**Goal:** Restate the data below word for word. Skip any images it contains.

**Record extracts:**
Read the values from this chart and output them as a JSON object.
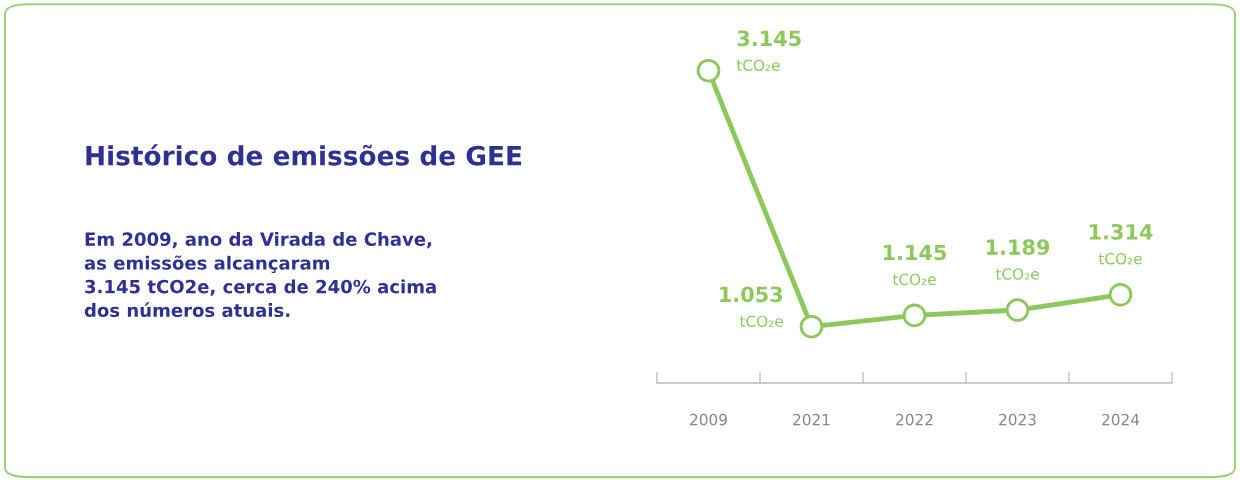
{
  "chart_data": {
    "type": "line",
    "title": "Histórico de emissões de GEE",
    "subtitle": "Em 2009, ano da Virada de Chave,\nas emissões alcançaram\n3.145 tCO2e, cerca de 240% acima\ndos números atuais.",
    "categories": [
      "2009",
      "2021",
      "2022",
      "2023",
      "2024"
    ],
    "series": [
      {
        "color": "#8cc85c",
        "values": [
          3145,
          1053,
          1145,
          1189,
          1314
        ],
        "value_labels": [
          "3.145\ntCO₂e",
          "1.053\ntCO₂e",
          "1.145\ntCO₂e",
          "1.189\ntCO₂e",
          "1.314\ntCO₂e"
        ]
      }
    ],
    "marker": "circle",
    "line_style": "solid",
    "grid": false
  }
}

**Output:**
Read the values from this chart and output them as a JSON object.
{
  "chart_data": {
    "type": "line",
    "title": "Histórico de emissões de GEE",
    "subtitle": "Em 2009, ano da Virada de Chave,\nas emissões alcançaram\n3.145 tCO2e, cerca de 240% acima\ndos números atuais.",
    "categories": [
      "2009",
      "2021",
      "2022",
      "2023",
      "2024"
    ],
    "series": [
      {
        "color": "#8cc85c",
        "values": [
          3145,
          1053,
          1145,
          1189,
          1314
        ],
        "value_labels": [
          "3.145\ntCO₂e",
          "1.053\ntCO₂e",
          "1.145\ntCO₂e",
          "1.189\ntCO₂e",
          "1.314\ntCO₂e"
        ]
      }
    ],
    "marker": "circle",
    "line_style": "solid",
    "grid": false
  }
}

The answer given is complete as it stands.